Problem description - Write out the data below in full. Keep it exact.

Stored records:
⁂
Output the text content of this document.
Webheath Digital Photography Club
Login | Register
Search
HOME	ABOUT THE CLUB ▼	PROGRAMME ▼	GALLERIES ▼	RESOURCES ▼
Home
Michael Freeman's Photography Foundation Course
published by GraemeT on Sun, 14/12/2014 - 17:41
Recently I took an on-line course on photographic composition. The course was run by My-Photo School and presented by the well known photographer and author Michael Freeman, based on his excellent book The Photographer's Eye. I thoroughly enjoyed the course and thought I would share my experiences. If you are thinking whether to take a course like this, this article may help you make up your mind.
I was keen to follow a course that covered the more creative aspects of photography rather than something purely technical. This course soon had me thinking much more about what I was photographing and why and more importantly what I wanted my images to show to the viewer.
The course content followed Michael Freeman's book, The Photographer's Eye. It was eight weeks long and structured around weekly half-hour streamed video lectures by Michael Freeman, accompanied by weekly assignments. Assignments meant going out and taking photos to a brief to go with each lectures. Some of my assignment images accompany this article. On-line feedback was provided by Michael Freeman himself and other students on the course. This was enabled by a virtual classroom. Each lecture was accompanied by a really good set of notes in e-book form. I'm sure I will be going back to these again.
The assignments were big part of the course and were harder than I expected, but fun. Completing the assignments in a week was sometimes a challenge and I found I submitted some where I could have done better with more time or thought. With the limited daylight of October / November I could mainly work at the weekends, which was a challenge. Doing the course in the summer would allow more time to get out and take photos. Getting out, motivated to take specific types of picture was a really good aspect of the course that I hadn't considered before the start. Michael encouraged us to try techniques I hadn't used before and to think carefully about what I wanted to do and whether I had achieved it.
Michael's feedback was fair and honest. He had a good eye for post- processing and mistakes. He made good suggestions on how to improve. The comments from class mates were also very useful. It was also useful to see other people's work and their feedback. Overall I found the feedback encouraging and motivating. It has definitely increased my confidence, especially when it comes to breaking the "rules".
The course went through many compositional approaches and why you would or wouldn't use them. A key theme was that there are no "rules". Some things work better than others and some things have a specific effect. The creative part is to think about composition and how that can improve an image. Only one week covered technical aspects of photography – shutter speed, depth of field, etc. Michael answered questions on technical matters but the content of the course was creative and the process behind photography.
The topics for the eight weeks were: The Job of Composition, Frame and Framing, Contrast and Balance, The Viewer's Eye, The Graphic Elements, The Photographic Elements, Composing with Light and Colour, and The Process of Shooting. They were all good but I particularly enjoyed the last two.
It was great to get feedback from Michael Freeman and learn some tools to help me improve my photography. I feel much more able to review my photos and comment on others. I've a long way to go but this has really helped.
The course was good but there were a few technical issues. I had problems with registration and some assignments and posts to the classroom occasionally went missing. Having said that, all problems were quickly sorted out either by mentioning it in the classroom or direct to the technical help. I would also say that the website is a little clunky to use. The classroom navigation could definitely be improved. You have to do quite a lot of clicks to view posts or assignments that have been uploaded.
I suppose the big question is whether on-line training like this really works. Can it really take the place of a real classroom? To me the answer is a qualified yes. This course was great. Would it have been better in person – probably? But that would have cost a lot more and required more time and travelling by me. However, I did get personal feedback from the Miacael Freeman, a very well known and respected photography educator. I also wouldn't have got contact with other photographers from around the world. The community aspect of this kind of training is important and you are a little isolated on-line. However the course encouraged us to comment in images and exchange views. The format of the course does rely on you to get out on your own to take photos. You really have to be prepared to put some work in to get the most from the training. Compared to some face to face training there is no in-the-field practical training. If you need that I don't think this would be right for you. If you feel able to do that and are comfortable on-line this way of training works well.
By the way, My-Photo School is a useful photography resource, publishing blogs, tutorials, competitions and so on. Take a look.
⁂
Complete output -
Output the text content of this document.
Webheath Digital Photography Club
Login | Register
Search
HOME	ABOUT THE CLUB ▼	PROGRAMME ▼	GALLERIES ▼	RESOURCES ▼
Home
Michael Freeman's Photography Foundation Course
published by GraemeT on Sun, 14/12/2014 - 17:41
Recently I took an on-line course on photographic composition. The course was run by My-Photo School and presented by the well known photographer and author Michael Freeman, based on his excellent book The Photographer's Eye. I thoroughly enjoyed the course and thought I would share my experiences. If you are thinking whether to take a course like this, this article may help you make up your mind.
I was keen to follow a course that covered the more creative aspects of photography rather than something purely technical. This course soon had me thinking much more about what I was photographing and why and more importantly what I wanted my images to show to the viewer.
The course content followed Michael Freeman's book, The Photographer's Eye. It was eight weeks long and structured around weekly half-hour streamed video lectures by Michael Freeman, accompanied by weekly assignments. Assignments meant going out and taking photos to a brief to go with each lectures. Some of my assignment images accompany this article. On-line feedback was provided by Michael Freeman himself and other students on the course. This was enabled by a virtual classroom. Each lecture was accompanied by a really good set of notes in e-book form. I'm sure I will be going back to these again.
The assignments were big part of the course and were harder than I expected, but fun. Completing the assignments in a week was sometimes a challenge and I found I submitted some where I could have done better with more time or thought. With the limited daylight of October / November I could mainly work at the weekends, which was a challenge. Doing the course in the summer would allow more time to get out and take photos. Getting out, motivated to take specific types of picture was a really good aspect of the course that I hadn't considered before the start. Michael encouraged us to try techniques I hadn't used before and to think carefully about what I wanted to do and whether I had achieved it.
Michael's feedback was fair and honest. He had a good eye for post- processing and mistakes. He made good suggestions on how to improve. The comments from class mates were also very useful. It was also useful to see other people's work and their feedback. Overall I found the feedback encouraging and motivating. It has definitely increased my confidence, especially when it comes to breaking the "rules".
The course went through many compositional approaches and why you would or wouldn't use them. A key theme was that there are no "rules". Some things work better than others and some things have a specific effect. The creative part is to think about composition and how that can improve an image. Only one week covered technical aspects of photography – shutter speed, depth of field, etc. Michael answered questions on technical matters but the content of the course was creative and the process behind photography.
The topics for the eight weeks were: The Job of Composition, Frame and Framing, Contrast and Balance, The Viewer's Eye, The Graphic Elements, The Photographic Elements, Composing with Light and Colour, and The Process of Shooting. They were all good but I particularly enjoyed the last two.
It was great to get feedback from Michael Freeman and learn some tools to help me improve my photography. I feel much more able to review my photos and comment on others. I've a long way to go but this has really helped.
The course was good but there were a few technical issues. I had problems with registration and some assignments and posts to the classroom occasionally went missing. Having said that, all problems were quickly sorted out either by mentioning it in the classroom or direct to the technical help. I would also say that the website is a little clunky to use. The classroom navigation could definitely be improved. You have to do quite a lot of clicks to view posts or assignments that have been uploaded.
I suppose the big question is whether on-line training like this really works. Can it really take the place of a real classroom? To me the answer is a qualified yes. This course was great. Would it have been better in person – probably? But that would have cost a lot more and required more time and travelling by me. However, I did get personal feedback from the Miacael Freeman, a very well known and respected photography educator. I also wouldn't have got contact with other photographers from around the world. The community aspect of this kind of training is important and you are a little isolated on-line. However the course encouraged us to comment in images and exchange views. The format of the course does rely on you to get out on your own to take photos. You really have to be prepared to put some work in to get the most from the training. Compared to some face to face training there is no in-the-field practical training. If you need that I don't think this would be right for you. If you feel able to do that and are comfortable on-line this way of training works well.
By the way, My-Photo School is a useful photography resource, publishing blogs, tutorials, competitions and so on. Take a look.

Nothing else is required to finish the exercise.